Alıştırma A: Aşağıdaki İzmir Körfezi metnine göre, bugün körfez kirliliğinde büyük payı olan etkenler nelerdir? Hepsini sırala.

25 Şubat 2022
Deniz marulu istilası: İzmir Körfezi’nin kirliliğinin görünen ucu
Sercan Engerekİzmir Körfezi 2002’ye kadar foseptik gibi kullanıldı ve devreye Büyük Kanal Projesi girdi. Ancak dereler hâlâ simsiyah akıyor, deniz marulu istilası da yaşanıyor. Uzmanlar devam eden kirliliği proje inşa edilirken yapılan yanlışlara bağlıyor
İzmir Körfezi son yıllarda deniz marullarıyla kaplanıyor. Bir su yosunu (alg) türü olan deniz marulu, uzmanlara göre deniz suyundaki kirliliğin göstergelerinden biri. İstanbul Boğazı’nda müsilaja yol açan, İzmir Körfezi’nde deniz marulunu tetikleyen kirlilik sudaki oksijen seviyesini düşürdüğü için deniz canlılarının yaşamını tehdit ediyor. Muhtelif zamanlarda merkezî idare ile yerel yönetimin aktörleri arasında tartışma konusu olan soru şu: “İzmir Körfezi neden hâlâ kirli?”
İzmir’de kanalizasyondan geçen atık suların yüzde 97’lik bölümü biyolojik arıtma tesislerinde ayrıştırılarak körfeze deşarj ediliyor. Fakat Büyük Kanal Projesi’nin devreye geç girmesi yıllar içinde körfezin kirlilik yükünü arttırdı. Kanal kuşaklama projesinin orijinalinden uzaklaştırılarak uygulanması, sürekli yaşanan kolektör (suyun aktığı ana boru) ve pompa arızaları ise denize kaçak deşarj iddialarını beraberinde getirdi. Bugün hâlâ derelerden akan kirli su, kaçak bağlantılar, Gediz Nehri’nin taşıdığı partiküller körfez kirliliğinde büyük bir paya sahip.
Marmara Denizi, yıllar içinde artan kirlilik yüküne karşı deniz salyası ile reaksiyon göstermesinin ardından gözler Ege’ye çevrildi, müsilajın Ege Denizi’nde de görülme olasılığı tartışmaya açıldı. İnciraltı’nda pek çok kuş türüne ev sahipliği yapan Çakalburnu Lagünü’nde, Bostanlı kıyılarında iki mevsimde bir deniz marulu istilası yaşanıyor. Deniz bilimcilere göre su sıcaklığının arttığı durgun havalarda üreyen deniz marulları öldükten sonra da yoğun bir koku yayıyor. Dokuz Eylül Üniversitesi, Deniz Bilimleri ve Teknolojisi Enstitüsü’nde öğretim üyesi Doç. Dr. Kemal Can Bizsel, deniz suyunda kirlilikten artan azot maddesini “deniz marulunun gübresi” diye niteliyor.
Deniz marullarının bulundukları ortamda ne kadar çok azot ve fosfat varsa, ışık ve sıcaklık uygun aralıklara ulaştığında, o kadar hızlı ürediğini söyleyen Bizsel, “Çakalburnu Lagünü gibi durgun ve sakin olan, rüzgâr ve dalga hareketlerinden etkilenmeyen ortamlar deniz marulu için en ‘ideal’ üreme yeridir. Hızla ürediklerinde geniş yaprak ayaları bulunan marullar birbirlerinin üstüne yığılmaya başlar. Fotosentez yapamaz hâle gelince de yaprakları çürüyerek ölür. Daha küçük bir forma dönüşen gövdeleri ise koşulların tekrar uygun olacağı zamana dek zeminde varlığını sürdürür” diyor.

Saklanan kayıtlar:

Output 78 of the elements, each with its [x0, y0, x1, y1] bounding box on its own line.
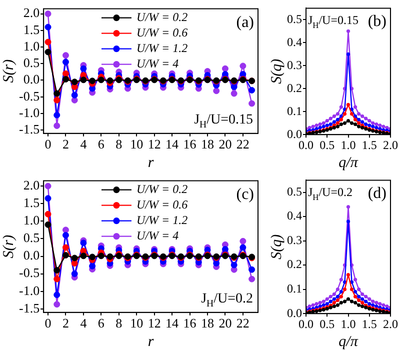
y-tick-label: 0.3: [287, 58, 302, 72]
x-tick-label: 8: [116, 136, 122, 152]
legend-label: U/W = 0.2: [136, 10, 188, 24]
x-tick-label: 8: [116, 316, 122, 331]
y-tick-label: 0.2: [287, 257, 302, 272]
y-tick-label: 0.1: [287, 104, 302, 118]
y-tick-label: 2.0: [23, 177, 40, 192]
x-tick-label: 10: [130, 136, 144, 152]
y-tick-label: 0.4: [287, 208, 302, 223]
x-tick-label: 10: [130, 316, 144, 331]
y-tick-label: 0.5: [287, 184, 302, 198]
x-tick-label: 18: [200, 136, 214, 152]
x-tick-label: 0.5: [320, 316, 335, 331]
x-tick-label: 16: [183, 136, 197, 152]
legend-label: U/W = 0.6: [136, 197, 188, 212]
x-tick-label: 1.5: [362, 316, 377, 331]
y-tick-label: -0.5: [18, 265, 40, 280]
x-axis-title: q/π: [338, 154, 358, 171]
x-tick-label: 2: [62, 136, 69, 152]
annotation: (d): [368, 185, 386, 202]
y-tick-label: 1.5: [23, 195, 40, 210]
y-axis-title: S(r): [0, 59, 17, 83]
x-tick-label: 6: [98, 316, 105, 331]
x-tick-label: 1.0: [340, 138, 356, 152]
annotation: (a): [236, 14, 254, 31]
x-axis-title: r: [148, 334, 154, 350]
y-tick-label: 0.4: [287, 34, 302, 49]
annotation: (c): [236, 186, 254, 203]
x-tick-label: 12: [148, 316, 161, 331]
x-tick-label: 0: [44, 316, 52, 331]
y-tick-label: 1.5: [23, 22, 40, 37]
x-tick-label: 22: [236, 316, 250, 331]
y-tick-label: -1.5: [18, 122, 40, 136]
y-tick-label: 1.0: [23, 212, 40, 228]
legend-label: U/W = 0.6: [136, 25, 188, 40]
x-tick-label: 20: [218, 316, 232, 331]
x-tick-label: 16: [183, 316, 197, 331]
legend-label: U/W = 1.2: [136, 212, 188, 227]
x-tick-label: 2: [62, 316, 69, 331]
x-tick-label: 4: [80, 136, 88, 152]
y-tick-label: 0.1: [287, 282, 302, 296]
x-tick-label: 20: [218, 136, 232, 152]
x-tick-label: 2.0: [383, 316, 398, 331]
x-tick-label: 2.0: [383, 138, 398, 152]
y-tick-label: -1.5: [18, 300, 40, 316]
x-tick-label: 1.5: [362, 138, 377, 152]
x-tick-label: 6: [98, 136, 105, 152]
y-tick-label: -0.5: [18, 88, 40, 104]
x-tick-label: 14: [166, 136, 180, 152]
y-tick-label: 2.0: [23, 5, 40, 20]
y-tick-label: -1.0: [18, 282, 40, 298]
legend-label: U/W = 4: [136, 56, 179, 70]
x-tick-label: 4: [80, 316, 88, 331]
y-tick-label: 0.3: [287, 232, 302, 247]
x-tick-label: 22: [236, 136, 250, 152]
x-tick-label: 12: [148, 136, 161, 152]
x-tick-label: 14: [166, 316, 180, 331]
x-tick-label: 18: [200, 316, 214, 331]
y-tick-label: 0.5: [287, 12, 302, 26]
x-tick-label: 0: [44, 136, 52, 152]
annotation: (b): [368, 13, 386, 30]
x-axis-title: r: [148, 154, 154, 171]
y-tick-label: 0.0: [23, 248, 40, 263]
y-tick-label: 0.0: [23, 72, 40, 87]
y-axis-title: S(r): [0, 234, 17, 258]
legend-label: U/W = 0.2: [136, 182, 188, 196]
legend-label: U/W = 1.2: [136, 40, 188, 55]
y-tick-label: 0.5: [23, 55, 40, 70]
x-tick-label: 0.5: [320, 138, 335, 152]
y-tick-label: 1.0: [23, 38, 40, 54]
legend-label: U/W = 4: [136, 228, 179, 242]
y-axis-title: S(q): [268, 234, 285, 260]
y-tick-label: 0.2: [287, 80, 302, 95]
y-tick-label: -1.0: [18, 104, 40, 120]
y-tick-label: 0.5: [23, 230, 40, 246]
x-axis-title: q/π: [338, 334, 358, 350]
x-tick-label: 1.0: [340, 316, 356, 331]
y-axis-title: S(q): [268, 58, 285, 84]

Alıştırma B: Yukarıdaki kayıtlarda "y-tick-label: 0.3: [287, 58, 302, 72]" ifadesini içeren satırdan başla, "legend-label: U/W = 4: [136, 56, 179, 70]" ifadesini içeren satırdan sonra dur; bu satırları "Sıra" ve "Satır" sütunlarıyla bir Markdown tablosu olarak düzenle. Boş satırları alma.

Alıştırma sonucu A:
- Derelerden akan kirli su
- Kaçak bağlantılar
- Gediz Nehri'nin taşıdığı partiküller

Alıştırma sonucu B:
| Sıra | Satır |
|---|---|
| 1 | y-tick-label: 0.3: [287, 58, 302, 72] |
| 2 | x-tick-label: 8: [116, 136, 122, 152] |
| 3 | legend-label: U/W = 0.2: [136, 10, 188, 24] |
| 4 | x-tick-label: 8: [116, 316, 122, 331] |
| 5 | y-tick-label: 0.2: [287, 257, 302, 272] |
| 6 | y-tick-label: 0.1: [287, 104, 302, 118] |
| 7 | y-tick-label: 2.0: [23, 177, 40, 192] |
| 8 | x-tick-label: 10: [130, 136, 144, 152] |
| 9 | y-tick-label: 0.4: [287, 208, 302, 223] |
| 10 | x-tick-label: 10: [130, 316, 144, 331] |
| 11 | y-tick-label: 0.5: [287, 184, 302, 198] |
| 12 | x-tick-label: 18: [200, 136, 214, 152] |
| 13 | x-tick-label: 0.5: [320, 316, 335, 331] |
| 14 | x-tick-label: 16: [183, 136, 197, 152] |
| 15 | legend-label: U/W = 0.6: [136, 197, 188, 212] |
| 16 | x-tick-label: 1.5: [362, 316, 377, 331] |
| 17 | y-tick-label: -0.5: [18, 265, 40, 280] |
| 18 | x-axis-title: q/π: [338, 154, 358, 171] |
| 19 | x-tick-label: 2: [62, 136, 69, 152] |
| 20 | annotation: (d): [368, 185, 386, 202] |
| 21 | y-tick-label: 1.5: [23, 195, 40, 210] |
| 22 | y-axis-title: S(r): [0, 59, 17, 83] |
| 23 | x-tick-label: 6: [98, 316, 105, 331] |
| 24 | x-tick-label: 1.0: [340, 138, 356, 152] |
| 25 | annotation: (a): [236, 14, 254, 31] |
| 26 | x-axis-title: r: [148, 334, 154, 350] |
| 27 | y-tick-label: 0.4: [287, 34, 302, 49] |
| 28 | annotation: (c): [236, 186, 254, 203] |
| 29 | x-tick-label: 12: [148, 316, 161, 331] |
| 30 | x-tick-label: 0: [44, 316, 52, 331] |
| 31 | y-tick-label: 1.5: [23, 22, 40, 37] |
| 32 | x-tick-label: 22: [236, 316, 250, 331] |
| 33 | y-tick-label: -1.5: [18, 122, 40, 136] |
| 34 | y-tick-label: 1.0: [23, 212, 40, 228] |
| 35 | legend-label: U/W = 0.6: [136, 25, 188, 40] |
| 36 | x-tick-label: 20: [218, 316, 232, 331] |
| 37 | x-tick-label: 16: [183, 316, 197, 331] |
| 38 | legend-label: U/W = 1.2: [136, 212, 188, 227] |
| 39 | x-tick-label: 2: [62, 316, 69, 331] |
| 40 | x-tick-label: 4: [80, 136, 88, 152] |
| 41 | y-tick-label: 0.1: [287, 282, 302, 296] |
| 42 | x-tick-label: 20: [218, 136, 232, 152] |
| 43 | x-tick-label: 2.0: [383, 316, 398, 331] |
| 44 | x-tick-label: 2.0: [383, 138, 398, 152] |
| 45 | y-tick-label: -1.5: [18, 300, 40, 316] |
| 46 | x-tick-label: 1.5: [362, 138, 377, 152] |
| 47 | x-tick-label: 6: [98, 136, 105, 152] |
| 48 | y-tick-label: -0.5: [18, 88, 40, 104] |
| 49 | x-tick-label: 14: [166, 136, 180, 152] |
| 50 | y-tick-label: 2.0: [23, 5, 40, 20] |
| 51 | y-tick-label: -1.0: [18, 282, 40, 298] |
| 52 | legend-label: U/W = 4: [136, 56, 179, 70] |